[[ SUPPLIED RECORDS open ]]
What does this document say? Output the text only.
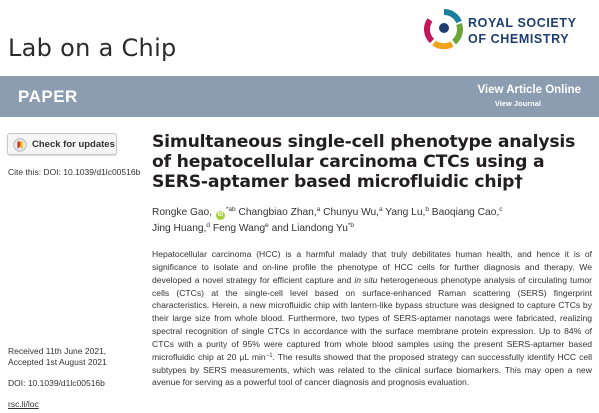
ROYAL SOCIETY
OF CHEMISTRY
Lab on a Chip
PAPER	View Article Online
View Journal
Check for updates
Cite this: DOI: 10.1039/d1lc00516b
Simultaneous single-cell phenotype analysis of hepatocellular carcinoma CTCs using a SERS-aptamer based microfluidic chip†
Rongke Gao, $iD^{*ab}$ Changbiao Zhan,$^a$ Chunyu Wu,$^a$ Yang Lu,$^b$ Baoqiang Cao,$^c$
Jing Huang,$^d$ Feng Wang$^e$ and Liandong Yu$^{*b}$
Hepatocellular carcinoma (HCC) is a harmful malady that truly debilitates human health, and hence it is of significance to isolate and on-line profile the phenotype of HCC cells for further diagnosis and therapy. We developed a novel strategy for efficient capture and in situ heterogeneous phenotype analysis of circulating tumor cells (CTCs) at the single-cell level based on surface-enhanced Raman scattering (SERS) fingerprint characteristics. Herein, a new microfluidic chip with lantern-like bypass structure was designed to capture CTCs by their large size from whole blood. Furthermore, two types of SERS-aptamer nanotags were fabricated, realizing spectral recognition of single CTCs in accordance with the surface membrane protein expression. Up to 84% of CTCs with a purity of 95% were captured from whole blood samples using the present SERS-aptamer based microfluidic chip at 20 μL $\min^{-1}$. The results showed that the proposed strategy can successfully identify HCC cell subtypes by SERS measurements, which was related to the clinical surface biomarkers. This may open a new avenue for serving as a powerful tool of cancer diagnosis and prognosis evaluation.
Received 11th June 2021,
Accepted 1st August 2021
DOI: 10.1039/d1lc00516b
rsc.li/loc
[[ SUPPLIED RECORDS closed ]]
▶ [WHAT YOU ARE ASKED TO DO] In the entries above, identify each line that includes the string "View", then copy it.

▶ [RESPONSE]
PAPER	View Article Online
View Journal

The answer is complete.